— START OF STORED DATA —

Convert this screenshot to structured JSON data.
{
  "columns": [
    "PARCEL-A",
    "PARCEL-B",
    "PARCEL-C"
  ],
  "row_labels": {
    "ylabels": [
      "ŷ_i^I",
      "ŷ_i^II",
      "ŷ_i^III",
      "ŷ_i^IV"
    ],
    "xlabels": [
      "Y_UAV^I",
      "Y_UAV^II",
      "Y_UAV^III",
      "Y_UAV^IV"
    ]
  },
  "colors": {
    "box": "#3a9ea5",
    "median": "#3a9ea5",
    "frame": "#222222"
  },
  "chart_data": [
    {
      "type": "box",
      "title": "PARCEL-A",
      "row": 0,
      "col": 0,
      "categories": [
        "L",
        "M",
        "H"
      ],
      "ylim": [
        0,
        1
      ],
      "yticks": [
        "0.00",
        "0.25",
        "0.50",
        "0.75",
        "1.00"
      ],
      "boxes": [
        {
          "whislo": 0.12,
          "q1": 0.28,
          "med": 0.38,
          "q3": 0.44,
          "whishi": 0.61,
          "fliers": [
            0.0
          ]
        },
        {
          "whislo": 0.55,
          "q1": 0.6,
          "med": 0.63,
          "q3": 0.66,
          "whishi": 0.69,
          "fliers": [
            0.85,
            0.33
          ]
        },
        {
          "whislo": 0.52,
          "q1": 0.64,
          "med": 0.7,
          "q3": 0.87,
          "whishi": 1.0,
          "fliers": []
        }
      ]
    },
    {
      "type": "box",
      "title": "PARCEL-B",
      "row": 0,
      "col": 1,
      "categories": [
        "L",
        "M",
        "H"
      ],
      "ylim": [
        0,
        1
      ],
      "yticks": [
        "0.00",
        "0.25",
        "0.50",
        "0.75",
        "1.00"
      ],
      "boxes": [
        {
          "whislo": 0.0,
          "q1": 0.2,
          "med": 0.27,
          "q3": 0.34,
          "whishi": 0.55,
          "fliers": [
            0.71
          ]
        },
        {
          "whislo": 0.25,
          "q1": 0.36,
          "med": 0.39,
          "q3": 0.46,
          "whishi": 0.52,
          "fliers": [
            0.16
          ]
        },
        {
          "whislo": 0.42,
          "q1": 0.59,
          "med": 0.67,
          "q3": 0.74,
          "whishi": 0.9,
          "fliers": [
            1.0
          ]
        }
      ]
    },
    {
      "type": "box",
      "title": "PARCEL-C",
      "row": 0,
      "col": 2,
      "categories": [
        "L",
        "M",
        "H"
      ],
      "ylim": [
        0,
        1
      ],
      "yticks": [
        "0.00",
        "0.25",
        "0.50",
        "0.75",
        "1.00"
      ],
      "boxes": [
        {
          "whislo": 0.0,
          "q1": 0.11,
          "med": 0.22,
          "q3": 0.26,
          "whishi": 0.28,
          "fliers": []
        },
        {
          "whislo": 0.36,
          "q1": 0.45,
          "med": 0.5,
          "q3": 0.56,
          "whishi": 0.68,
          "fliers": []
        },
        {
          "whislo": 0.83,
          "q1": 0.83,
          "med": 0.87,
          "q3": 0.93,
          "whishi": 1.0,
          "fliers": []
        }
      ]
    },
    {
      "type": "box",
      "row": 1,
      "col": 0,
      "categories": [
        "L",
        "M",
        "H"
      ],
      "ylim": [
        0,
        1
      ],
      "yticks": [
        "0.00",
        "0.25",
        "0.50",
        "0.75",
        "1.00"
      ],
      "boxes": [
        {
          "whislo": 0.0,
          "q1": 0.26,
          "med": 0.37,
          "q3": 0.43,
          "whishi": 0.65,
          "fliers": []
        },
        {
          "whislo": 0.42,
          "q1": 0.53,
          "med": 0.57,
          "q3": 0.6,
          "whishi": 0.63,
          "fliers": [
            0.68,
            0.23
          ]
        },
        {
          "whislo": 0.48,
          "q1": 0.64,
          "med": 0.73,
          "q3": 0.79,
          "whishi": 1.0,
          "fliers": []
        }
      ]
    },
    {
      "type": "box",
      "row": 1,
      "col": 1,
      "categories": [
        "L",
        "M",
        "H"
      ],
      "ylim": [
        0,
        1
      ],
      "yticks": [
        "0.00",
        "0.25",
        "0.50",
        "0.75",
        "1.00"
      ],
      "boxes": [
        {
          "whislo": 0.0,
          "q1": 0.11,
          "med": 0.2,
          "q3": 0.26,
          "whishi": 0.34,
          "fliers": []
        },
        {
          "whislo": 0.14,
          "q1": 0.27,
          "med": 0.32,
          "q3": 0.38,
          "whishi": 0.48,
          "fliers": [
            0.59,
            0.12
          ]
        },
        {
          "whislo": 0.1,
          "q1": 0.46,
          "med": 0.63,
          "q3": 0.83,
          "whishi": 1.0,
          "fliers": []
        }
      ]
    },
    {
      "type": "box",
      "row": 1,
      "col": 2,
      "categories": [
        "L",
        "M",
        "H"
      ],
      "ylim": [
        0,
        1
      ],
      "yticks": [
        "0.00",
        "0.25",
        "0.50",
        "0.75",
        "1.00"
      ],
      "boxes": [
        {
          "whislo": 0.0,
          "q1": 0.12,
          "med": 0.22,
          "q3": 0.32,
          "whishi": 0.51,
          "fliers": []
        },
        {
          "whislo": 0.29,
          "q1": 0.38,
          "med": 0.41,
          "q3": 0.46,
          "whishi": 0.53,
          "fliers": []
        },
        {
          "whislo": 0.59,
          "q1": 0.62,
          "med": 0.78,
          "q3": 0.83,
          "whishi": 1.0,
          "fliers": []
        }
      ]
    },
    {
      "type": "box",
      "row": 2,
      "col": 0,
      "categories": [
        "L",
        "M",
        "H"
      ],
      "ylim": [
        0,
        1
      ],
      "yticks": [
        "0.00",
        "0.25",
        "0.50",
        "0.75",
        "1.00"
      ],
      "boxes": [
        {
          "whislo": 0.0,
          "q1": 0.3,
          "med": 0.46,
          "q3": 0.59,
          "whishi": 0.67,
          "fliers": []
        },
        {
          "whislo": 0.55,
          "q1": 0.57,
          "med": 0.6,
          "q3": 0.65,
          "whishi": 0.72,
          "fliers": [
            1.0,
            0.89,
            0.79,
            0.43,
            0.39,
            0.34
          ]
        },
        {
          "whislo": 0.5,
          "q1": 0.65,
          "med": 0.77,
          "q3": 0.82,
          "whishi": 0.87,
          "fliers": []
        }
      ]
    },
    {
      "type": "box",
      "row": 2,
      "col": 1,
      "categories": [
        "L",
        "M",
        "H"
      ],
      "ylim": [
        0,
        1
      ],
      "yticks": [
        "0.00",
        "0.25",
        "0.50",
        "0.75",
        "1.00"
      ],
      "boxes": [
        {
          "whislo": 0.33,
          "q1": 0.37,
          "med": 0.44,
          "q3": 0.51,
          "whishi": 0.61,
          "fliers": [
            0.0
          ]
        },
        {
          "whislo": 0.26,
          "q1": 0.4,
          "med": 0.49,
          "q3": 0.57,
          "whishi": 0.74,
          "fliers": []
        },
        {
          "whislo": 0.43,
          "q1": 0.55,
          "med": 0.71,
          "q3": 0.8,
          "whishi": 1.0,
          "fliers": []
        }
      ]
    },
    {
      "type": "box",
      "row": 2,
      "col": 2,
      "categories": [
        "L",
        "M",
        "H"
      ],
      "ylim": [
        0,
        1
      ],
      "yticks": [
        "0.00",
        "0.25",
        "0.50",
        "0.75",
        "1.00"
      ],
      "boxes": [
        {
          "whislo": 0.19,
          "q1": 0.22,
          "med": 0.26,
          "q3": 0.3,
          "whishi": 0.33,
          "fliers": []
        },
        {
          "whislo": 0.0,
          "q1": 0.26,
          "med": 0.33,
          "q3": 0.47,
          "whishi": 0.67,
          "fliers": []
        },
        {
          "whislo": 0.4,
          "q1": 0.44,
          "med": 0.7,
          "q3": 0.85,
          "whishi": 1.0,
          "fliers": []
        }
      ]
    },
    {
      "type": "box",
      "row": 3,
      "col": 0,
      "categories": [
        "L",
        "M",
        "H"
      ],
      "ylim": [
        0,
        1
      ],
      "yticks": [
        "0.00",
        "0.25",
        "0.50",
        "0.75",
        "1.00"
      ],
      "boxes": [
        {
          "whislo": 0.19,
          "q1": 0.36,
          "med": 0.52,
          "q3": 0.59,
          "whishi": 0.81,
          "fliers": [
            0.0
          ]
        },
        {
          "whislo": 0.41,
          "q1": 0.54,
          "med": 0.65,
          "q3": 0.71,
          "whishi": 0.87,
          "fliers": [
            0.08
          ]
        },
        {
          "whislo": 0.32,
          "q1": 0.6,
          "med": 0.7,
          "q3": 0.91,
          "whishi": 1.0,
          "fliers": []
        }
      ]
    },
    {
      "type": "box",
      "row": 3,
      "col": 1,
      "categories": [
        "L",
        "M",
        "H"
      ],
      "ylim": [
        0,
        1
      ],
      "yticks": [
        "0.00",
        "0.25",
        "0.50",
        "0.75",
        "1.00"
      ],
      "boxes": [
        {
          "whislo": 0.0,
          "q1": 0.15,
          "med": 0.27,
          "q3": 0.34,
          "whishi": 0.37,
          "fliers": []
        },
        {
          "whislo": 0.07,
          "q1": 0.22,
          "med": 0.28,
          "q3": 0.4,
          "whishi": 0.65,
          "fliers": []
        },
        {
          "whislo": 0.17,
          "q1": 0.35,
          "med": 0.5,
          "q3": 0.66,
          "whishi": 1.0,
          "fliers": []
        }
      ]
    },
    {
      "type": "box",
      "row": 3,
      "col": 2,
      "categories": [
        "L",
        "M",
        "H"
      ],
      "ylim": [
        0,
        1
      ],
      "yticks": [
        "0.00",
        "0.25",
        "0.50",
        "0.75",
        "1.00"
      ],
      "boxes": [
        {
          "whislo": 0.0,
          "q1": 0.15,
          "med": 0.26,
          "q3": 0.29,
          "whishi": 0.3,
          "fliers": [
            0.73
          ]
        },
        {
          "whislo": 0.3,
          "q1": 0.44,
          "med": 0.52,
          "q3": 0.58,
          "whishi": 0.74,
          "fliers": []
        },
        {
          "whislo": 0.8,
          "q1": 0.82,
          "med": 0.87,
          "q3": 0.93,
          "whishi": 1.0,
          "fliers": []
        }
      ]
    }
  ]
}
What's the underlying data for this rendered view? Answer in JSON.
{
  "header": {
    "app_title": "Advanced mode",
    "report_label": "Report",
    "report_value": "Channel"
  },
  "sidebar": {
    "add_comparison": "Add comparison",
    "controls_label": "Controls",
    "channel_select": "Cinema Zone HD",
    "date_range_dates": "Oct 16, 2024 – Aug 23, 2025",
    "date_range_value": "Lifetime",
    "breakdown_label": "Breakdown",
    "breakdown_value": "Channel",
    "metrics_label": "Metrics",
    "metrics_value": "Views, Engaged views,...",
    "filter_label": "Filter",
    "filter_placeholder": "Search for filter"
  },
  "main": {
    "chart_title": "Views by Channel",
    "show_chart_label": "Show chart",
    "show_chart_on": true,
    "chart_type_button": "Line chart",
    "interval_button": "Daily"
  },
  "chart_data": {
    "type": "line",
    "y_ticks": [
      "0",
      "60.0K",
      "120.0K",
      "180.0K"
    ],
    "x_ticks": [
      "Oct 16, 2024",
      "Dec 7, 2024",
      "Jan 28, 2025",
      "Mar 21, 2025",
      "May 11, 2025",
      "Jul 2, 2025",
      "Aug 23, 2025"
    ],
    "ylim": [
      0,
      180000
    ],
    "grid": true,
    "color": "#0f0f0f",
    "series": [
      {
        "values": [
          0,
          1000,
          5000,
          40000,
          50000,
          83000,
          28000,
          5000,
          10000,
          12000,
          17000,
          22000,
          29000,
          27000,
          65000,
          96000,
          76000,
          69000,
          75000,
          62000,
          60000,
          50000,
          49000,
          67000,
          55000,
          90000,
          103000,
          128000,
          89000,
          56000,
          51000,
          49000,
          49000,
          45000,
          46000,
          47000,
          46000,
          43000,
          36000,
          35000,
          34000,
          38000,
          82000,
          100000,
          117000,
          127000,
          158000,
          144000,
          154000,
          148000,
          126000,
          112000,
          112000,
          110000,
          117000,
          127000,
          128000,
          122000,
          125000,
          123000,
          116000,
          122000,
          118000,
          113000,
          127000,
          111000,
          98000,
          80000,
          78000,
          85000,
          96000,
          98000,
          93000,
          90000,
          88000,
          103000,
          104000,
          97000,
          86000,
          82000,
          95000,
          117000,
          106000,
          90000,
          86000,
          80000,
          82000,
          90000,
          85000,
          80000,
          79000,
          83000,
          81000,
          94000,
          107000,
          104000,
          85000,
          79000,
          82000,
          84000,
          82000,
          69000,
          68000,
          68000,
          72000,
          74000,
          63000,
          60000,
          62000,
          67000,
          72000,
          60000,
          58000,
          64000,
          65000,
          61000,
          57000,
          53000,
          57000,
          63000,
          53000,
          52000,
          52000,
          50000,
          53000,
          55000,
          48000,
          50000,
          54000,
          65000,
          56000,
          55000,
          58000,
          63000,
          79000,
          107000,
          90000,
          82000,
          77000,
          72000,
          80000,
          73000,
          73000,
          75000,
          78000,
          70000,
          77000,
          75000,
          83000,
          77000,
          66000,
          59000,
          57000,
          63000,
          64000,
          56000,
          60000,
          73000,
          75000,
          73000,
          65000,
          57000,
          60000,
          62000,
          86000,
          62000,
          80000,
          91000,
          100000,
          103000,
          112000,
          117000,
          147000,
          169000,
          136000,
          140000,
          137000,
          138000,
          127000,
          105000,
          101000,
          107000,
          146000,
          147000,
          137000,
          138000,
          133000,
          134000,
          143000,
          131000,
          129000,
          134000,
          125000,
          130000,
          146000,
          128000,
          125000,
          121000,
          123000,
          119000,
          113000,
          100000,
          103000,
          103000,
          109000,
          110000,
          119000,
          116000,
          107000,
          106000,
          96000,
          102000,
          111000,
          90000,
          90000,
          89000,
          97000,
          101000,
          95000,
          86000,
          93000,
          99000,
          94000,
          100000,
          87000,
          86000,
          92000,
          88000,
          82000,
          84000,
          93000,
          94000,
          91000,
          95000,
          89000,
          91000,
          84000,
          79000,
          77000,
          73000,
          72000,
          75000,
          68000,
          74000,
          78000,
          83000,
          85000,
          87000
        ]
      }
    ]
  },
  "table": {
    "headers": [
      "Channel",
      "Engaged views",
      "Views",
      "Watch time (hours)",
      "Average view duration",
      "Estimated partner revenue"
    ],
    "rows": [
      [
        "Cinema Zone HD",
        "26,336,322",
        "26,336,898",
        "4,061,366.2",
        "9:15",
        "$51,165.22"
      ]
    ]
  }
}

— END OF STORED DATA —

◆ **WHAT THIS TASK INVOLVES**:
Count how many lines in the data above hold the string "JSON", and give the number with no other words.

◆ **THE REPLY**:
2